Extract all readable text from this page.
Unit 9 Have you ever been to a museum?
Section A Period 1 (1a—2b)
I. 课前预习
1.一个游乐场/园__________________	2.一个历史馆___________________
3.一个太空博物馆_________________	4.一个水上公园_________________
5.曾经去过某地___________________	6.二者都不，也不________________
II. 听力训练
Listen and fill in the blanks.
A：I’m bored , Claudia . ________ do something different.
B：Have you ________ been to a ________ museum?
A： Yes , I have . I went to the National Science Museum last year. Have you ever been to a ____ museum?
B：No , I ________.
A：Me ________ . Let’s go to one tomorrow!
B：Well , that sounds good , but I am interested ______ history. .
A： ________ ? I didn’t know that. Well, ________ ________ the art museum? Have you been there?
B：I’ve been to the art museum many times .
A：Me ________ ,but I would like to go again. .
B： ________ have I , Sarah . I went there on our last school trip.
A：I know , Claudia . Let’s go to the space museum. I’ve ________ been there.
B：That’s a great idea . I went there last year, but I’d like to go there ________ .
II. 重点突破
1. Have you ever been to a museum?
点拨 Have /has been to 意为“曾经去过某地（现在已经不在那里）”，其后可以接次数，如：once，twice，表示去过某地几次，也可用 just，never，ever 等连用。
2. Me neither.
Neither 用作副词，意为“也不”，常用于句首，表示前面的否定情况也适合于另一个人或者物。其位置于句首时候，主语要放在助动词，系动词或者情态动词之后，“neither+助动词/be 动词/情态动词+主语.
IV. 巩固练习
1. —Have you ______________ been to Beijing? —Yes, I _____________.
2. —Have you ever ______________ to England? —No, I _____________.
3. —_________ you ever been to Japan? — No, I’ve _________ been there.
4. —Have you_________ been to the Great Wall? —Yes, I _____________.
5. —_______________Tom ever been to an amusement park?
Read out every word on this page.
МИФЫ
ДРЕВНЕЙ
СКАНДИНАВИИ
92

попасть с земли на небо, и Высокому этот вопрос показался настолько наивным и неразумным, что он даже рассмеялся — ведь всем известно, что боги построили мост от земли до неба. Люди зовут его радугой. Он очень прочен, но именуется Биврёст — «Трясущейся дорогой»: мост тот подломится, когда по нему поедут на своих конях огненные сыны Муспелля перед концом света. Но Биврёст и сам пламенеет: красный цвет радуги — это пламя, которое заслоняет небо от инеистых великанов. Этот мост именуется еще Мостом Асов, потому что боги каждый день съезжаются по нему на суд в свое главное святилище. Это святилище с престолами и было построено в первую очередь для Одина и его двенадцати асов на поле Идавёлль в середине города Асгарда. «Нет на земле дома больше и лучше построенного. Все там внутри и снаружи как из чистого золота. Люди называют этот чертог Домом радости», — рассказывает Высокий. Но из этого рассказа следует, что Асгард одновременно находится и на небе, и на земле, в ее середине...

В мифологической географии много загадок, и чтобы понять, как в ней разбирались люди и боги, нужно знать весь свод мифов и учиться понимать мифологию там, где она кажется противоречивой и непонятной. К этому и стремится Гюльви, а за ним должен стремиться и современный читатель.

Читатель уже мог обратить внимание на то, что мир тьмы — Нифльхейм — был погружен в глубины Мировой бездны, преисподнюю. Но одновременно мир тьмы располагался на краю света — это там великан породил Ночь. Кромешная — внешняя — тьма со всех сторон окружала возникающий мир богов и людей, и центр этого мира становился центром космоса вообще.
..............................
- **Task requirements**
Write out every line of the listing that holds the word "Well".

- **Task solution**
B：Well , that sounds good , but I am interested ______ history. .
A： ________ ? I didn’t know that. Well, ________ ________ the art museum? Have you been there?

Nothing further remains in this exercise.